▸ **Exercise aim**: Return only the number of lines in the entries below that hold the word "there".

▸ **Supplied data**:
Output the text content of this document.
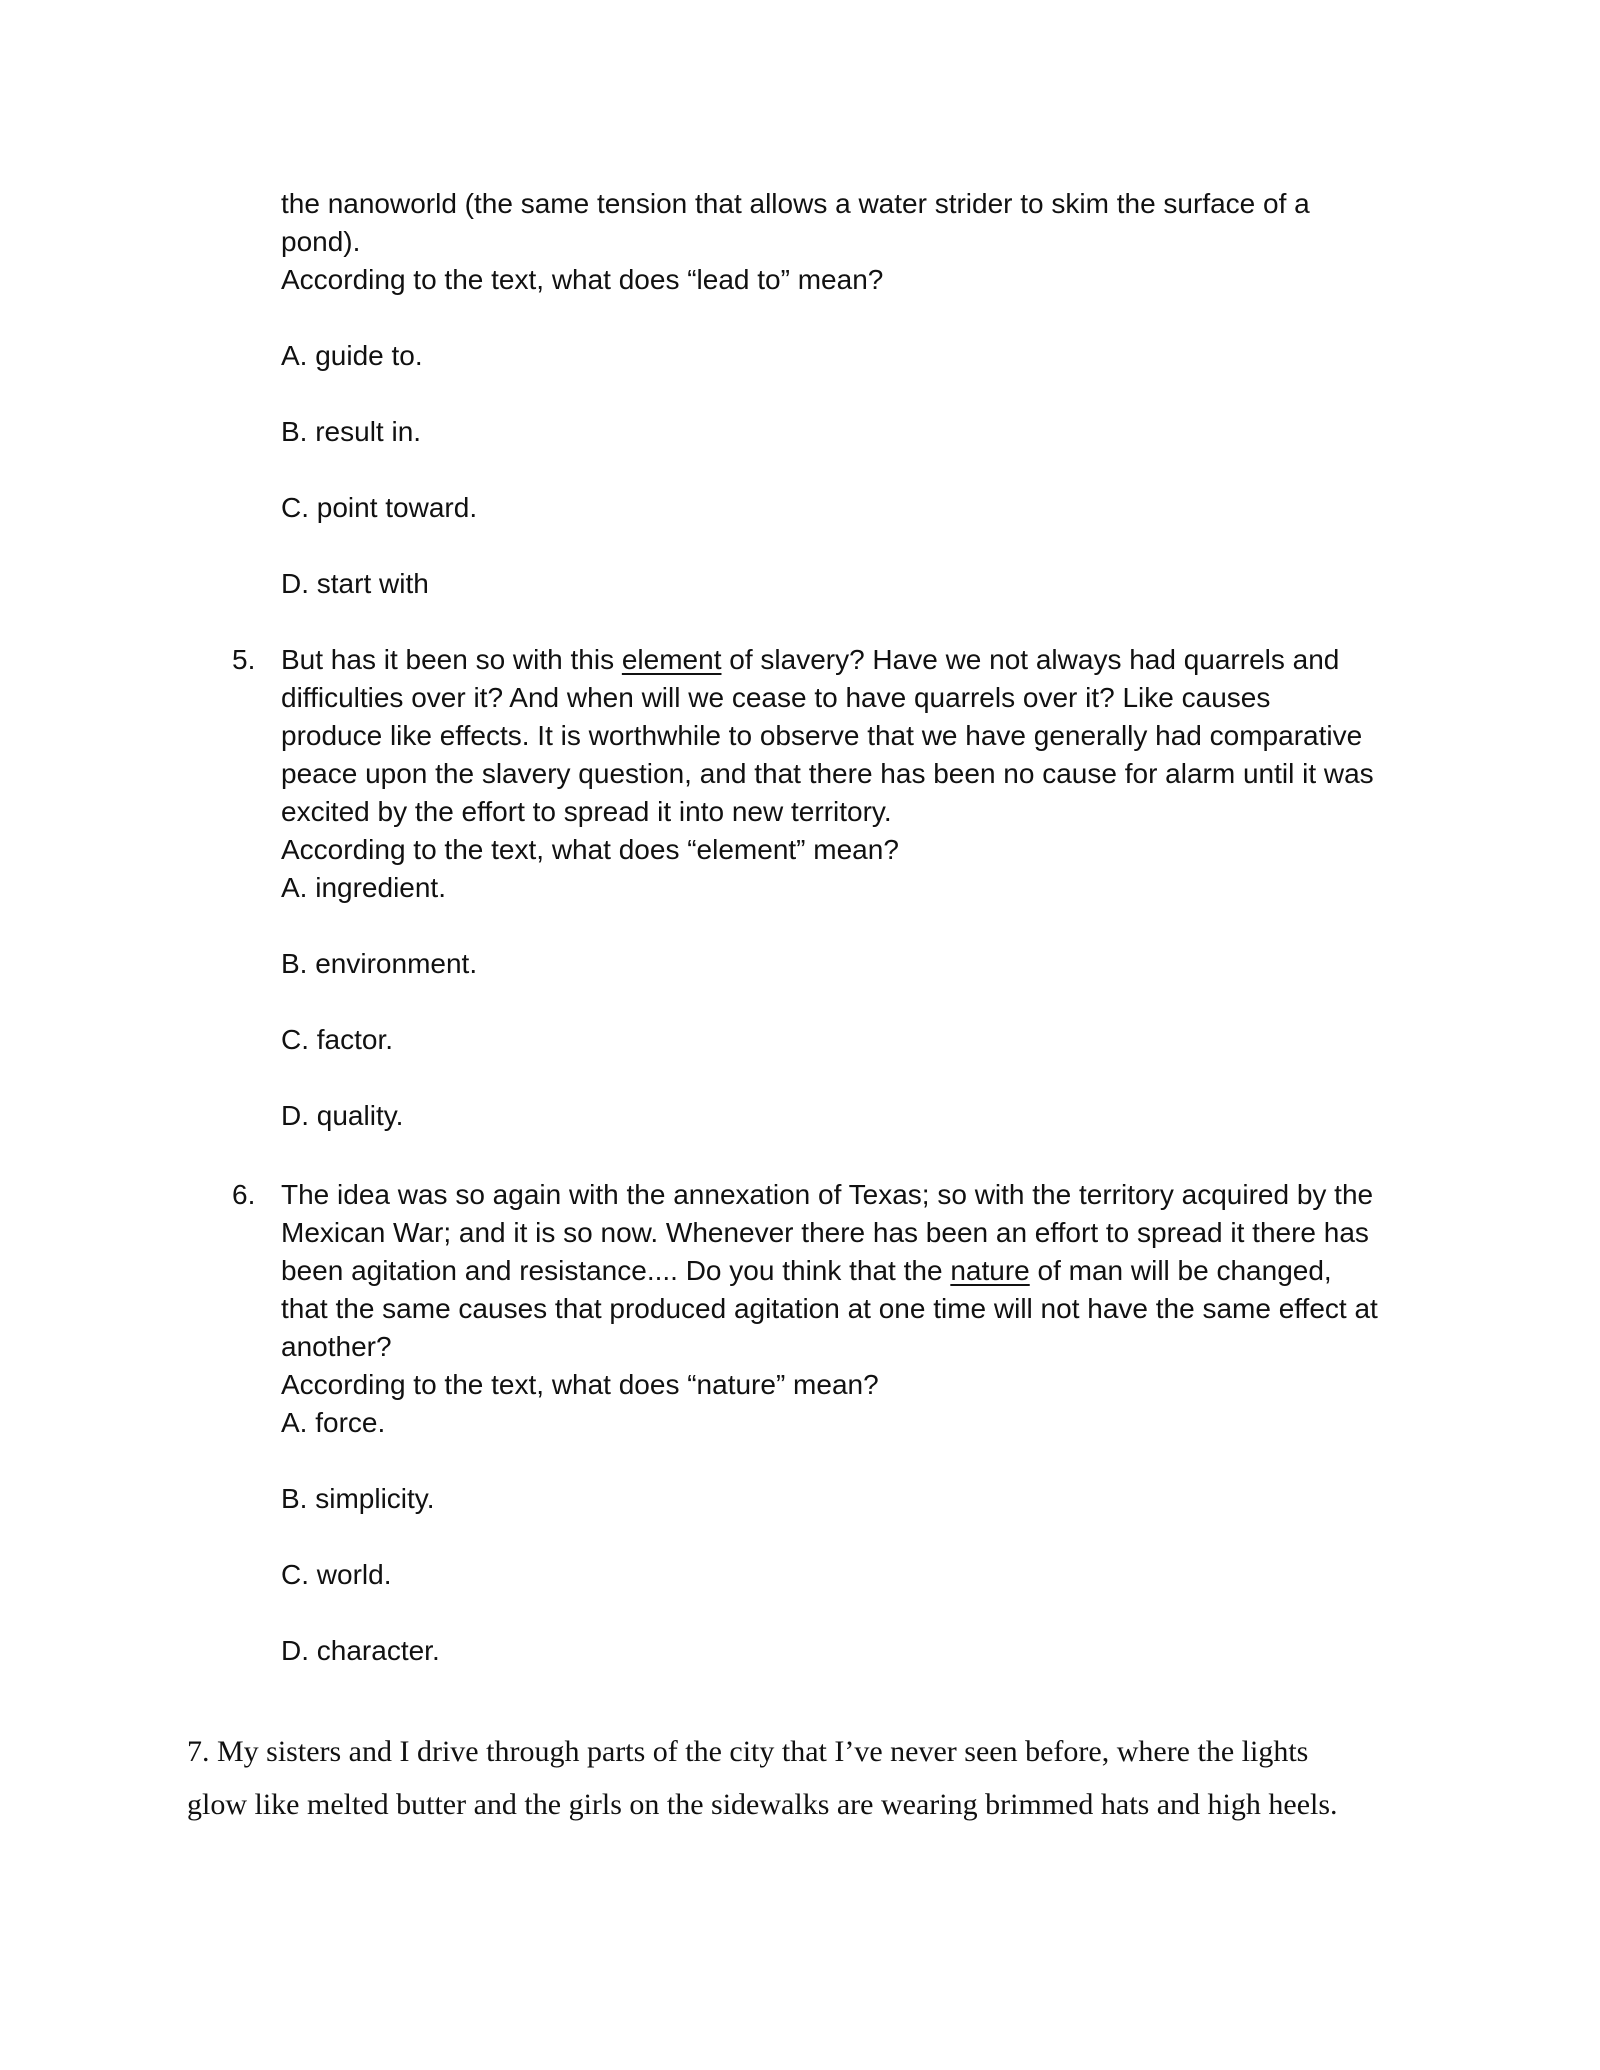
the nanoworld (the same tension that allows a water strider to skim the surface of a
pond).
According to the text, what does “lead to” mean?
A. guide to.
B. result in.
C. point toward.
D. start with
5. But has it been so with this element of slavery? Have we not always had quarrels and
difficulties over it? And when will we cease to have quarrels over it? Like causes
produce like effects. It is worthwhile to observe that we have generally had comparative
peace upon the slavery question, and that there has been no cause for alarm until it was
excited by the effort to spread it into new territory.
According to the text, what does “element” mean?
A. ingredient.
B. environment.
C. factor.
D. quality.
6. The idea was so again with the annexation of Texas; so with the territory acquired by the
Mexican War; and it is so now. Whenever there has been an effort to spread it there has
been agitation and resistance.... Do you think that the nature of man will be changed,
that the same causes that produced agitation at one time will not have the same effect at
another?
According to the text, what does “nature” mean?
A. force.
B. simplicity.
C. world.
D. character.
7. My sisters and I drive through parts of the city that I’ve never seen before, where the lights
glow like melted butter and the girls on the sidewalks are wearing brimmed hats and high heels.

▸ **Solved exercise**: 2